%%

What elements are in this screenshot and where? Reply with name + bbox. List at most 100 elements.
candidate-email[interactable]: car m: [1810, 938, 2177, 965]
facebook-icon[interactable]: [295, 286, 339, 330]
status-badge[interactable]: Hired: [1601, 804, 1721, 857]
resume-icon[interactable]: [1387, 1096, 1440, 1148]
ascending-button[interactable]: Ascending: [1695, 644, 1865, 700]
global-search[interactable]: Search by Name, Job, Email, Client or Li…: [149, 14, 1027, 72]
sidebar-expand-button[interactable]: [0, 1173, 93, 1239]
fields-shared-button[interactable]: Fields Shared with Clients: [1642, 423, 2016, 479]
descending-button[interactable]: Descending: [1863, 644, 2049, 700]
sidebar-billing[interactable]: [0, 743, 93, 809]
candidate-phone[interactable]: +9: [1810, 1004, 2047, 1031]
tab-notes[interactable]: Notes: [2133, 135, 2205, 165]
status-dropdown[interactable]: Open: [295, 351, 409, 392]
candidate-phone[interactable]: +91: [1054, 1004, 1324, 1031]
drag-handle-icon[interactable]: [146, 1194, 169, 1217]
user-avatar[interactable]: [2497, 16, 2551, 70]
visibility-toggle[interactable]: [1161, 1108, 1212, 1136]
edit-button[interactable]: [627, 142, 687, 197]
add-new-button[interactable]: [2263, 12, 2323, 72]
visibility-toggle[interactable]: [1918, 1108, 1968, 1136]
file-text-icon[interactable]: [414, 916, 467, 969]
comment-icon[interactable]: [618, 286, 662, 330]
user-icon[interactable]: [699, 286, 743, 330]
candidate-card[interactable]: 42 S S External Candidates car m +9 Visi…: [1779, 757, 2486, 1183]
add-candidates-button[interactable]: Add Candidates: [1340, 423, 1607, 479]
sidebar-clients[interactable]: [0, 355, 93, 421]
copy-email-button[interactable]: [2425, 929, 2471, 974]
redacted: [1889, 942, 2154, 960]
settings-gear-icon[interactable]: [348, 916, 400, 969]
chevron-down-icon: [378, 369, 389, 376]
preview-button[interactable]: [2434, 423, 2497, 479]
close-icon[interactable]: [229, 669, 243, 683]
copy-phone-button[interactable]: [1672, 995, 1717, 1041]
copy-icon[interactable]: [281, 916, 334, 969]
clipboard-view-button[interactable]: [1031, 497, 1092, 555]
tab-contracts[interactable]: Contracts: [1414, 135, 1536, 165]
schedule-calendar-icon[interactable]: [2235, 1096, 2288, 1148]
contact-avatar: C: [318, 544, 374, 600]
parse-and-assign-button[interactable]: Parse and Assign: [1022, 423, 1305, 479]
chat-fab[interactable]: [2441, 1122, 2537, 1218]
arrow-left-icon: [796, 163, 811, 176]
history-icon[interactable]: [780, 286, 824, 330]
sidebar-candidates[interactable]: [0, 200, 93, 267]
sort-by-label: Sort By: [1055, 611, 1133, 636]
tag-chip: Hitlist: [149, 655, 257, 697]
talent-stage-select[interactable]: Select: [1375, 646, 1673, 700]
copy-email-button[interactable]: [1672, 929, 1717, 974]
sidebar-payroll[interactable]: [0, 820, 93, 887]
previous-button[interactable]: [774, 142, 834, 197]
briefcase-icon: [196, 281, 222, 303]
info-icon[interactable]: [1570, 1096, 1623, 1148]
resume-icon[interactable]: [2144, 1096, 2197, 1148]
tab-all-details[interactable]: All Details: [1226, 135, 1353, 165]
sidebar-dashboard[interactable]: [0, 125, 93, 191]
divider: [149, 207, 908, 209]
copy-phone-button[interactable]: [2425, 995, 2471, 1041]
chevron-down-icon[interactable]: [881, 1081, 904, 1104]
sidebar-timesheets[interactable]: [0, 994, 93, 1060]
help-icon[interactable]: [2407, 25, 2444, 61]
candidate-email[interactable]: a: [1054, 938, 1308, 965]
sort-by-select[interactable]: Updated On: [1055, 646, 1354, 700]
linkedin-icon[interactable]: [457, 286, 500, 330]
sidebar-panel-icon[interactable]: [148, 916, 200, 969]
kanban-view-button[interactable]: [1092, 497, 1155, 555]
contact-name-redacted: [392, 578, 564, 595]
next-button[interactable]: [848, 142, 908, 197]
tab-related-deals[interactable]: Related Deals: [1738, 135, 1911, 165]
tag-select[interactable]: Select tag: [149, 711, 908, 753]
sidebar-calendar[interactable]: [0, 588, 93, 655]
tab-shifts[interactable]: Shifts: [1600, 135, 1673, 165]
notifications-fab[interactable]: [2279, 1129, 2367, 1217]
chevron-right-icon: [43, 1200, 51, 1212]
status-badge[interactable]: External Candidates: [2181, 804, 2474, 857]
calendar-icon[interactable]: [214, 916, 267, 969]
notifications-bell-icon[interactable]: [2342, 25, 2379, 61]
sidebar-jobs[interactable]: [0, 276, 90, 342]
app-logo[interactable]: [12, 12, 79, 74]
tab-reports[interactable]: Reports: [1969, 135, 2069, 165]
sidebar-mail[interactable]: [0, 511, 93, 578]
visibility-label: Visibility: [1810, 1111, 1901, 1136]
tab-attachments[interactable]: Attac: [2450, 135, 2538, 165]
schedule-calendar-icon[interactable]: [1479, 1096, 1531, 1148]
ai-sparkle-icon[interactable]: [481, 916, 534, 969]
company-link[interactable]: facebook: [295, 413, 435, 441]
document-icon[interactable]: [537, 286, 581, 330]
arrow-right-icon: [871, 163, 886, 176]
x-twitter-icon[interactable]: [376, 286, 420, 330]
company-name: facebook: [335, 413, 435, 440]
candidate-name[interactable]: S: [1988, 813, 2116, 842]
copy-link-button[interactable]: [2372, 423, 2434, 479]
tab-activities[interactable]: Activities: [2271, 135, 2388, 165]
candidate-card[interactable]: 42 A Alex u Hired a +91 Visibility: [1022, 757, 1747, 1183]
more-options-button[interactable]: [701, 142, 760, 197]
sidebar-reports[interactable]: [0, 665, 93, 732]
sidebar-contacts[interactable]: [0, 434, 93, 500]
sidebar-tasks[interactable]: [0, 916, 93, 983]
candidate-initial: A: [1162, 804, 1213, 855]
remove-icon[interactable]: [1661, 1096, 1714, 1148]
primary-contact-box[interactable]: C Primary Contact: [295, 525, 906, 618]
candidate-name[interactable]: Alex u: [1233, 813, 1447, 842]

%%

* REQUIREMENTS *
Revise all of the entries above by replacing "candidate-phone" with "candidate-mobile" wherever it occurs. Leave everything else unchanged.

* ANSWER TO THIS TASK *
What elements are in this screenshot and where? Reply with name + bbox. List at most 100 elements.
candidate-email[interactable]: car m: [1810, 938, 2177, 965]
facebook-icon[interactable]: [295, 286, 339, 330]
status-badge[interactable]: Hired: [1601, 804, 1721, 857]
resume-icon[interactable]: [1387, 1096, 1440, 1148]
ascending-button[interactable]: Ascending: [1695, 644, 1865, 700]
global-search[interactable]: Search by Name, Job, Email, Client or Li…: [149, 14, 1027, 72]
sidebar-expand-button[interactable]: [0, 1173, 93, 1239]
fields-shared-button[interactable]: Fields Shared with Clients: [1642, 423, 2016, 479]
descending-button[interactable]: Descending: [1863, 644, 2049, 700]
sidebar-billing[interactable]: [0, 743, 93, 809]
candidate-mobile[interactable]: +9: [1810, 1004, 2047, 1031]
tab-notes[interactable]: Notes: [2133, 135, 2205, 165]
status-dropdown[interactable]: Open: [295, 351, 409, 392]
candidate-mobile[interactable]: +91: [1054, 1004, 1324, 1031]
drag-handle-icon[interactable]: [146, 1194, 169, 1217]
user-avatar[interactable]: [2497, 16, 2551, 70]
visibility-toggle[interactable]: [1161, 1108, 1212, 1136]
edit-button[interactable]: [627, 142, 687, 197]
add-new-button[interactable]: [2263, 12, 2323, 72]
visibility-toggle[interactable]: [1918, 1108, 1968, 1136]
file-text-icon[interactable]: [414, 916, 467, 969]
comment-icon[interactable]: [618, 286, 662, 330]
user-icon[interactable]: [699, 286, 743, 330]
candidate-card[interactable]: 42 S S External Candidates car m +9 Visi…: [1779, 757, 2486, 1183]
add-candidates-button[interactable]: Add Candidates: [1340, 423, 1607, 479]
sidebar-clients[interactable]: [0, 355, 93, 421]
copy-email-button[interactable]: [2425, 929, 2471, 974]
redacted: [1889, 942, 2154, 960]
settings-gear-icon[interactable]: [348, 916, 400, 969]
chevron-down-icon: [378, 369, 389, 376]
preview-button[interactable]: [2434, 423, 2497, 479]
close-icon[interactable]: [229, 669, 243, 683]
copy-phone-button[interactable]: [1672, 995, 1717, 1041]
copy-icon[interactable]: [281, 916, 334, 969]
clipboard-view-button[interactable]: [1031, 497, 1092, 555]
tab-contracts[interactable]: Contracts: [1414, 135, 1536, 165]
schedule-calendar-icon[interactable]: [2235, 1096, 2288, 1148]
contact-avatar: C: [318, 544, 374, 600]
parse-and-assign-button[interactable]: Parse and Assign: [1022, 423, 1305, 479]
chat-fab[interactable]: [2441, 1122, 2537, 1218]
arrow-left-icon: [796, 163, 811, 176]
history-icon[interactable]: [780, 286, 824, 330]
sidebar-candidates[interactable]: [0, 200, 93, 267]
sort-by-label: Sort By: [1055, 611, 1133, 636]
tag-chip: Hitlist: [149, 655, 257, 697]
talent-stage-select[interactable]: Select: [1375, 646, 1673, 700]
copy-email-button[interactable]: [1672, 929, 1717, 974]
sidebar-payroll[interactable]: [0, 820, 93, 887]
previous-button[interactable]: [774, 142, 834, 197]
briefcase-icon: [196, 281, 222, 303]
info-icon[interactable]: [1570, 1096, 1623, 1148]
resume-icon[interactable]: [2144, 1096, 2197, 1148]
tab-all-details[interactable]: All Details: [1226, 135, 1353, 165]
sidebar-dashboard[interactable]: [0, 125, 93, 191]
divider: [149, 207, 908, 209]
copy-phone-button[interactable]: [2425, 995, 2471, 1041]
chevron-down-icon[interactable]: [881, 1081, 904, 1104]
sidebar-timesheets[interactable]: [0, 994, 93, 1060]
help-icon[interactable]: [2407, 25, 2444, 61]
candidate-email[interactable]: a: [1054, 938, 1308, 965]
sort-by-select[interactable]: Updated On: [1055, 646, 1354, 700]
linkedin-icon[interactable]: [457, 286, 500, 330]
sidebar-panel-icon[interactable]: [148, 916, 200, 969]
kanban-view-button[interactable]: [1092, 497, 1155, 555]
contact-name-redacted: [392, 578, 564, 595]
next-button[interactable]: [848, 142, 908, 197]
tab-related-deals[interactable]: Related Deals: [1738, 135, 1911, 165]
tag-select[interactable]: Select tag: [149, 711, 908, 753]
sidebar-calendar[interactable]: [0, 588, 93, 655]
tab-shifts[interactable]: Shifts: [1600, 135, 1673, 165]
notifications-fab[interactable]: [2279, 1129, 2367, 1217]
chevron-right-icon: [43, 1200, 51, 1212]
status-badge[interactable]: External Candidates: [2181, 804, 2474, 857]
calendar-icon[interactable]: [214, 916, 267, 969]
notifications-bell-icon[interactable]: [2342, 25, 2379, 61]
sidebar-jobs[interactable]: [0, 276, 90, 342]
app-logo[interactable]: [12, 12, 79, 74]
tab-reports[interactable]: Reports: [1969, 135, 2069, 165]
sidebar-mail[interactable]: [0, 511, 93, 578]
visibility-label: Visibility: [1810, 1111, 1901, 1136]
tab-attachments[interactable]: Attac: [2450, 135, 2538, 165]
schedule-calendar-icon[interactable]: [1479, 1096, 1531, 1148]
ai-sparkle-icon[interactable]: [481, 916, 534, 969]
company-link[interactable]: facebook: [295, 413, 435, 441]
document-icon[interactable]: [537, 286, 581, 330]
arrow-right-icon: [871, 163, 886, 176]
x-twitter-icon[interactable]: [376, 286, 420, 330]
company-name: facebook: [335, 413, 435, 440]
candidate-name[interactable]: S: [1988, 813, 2116, 842]
copy-link-button[interactable]: [2372, 423, 2434, 479]
tab-activities[interactable]: Activities: [2271, 135, 2388, 165]
candidate-card[interactable]: 42 A Alex u Hired a +91 Visibility: [1022, 757, 1747, 1183]
more-options-button[interactable]: [701, 142, 760, 197]
sidebar-reports[interactable]: [0, 665, 93, 732]
sidebar-contacts[interactable]: [0, 434, 93, 500]
sidebar-tasks[interactable]: [0, 916, 93, 983]
candidate-initial: A: [1162, 804, 1213, 855]
remove-icon[interactable]: [1661, 1096, 1714, 1148]
primary-contact-box[interactable]: C Primary Contact: [295, 525, 906, 618]
candidate-name[interactable]: Alex u: [1233, 813, 1447, 842]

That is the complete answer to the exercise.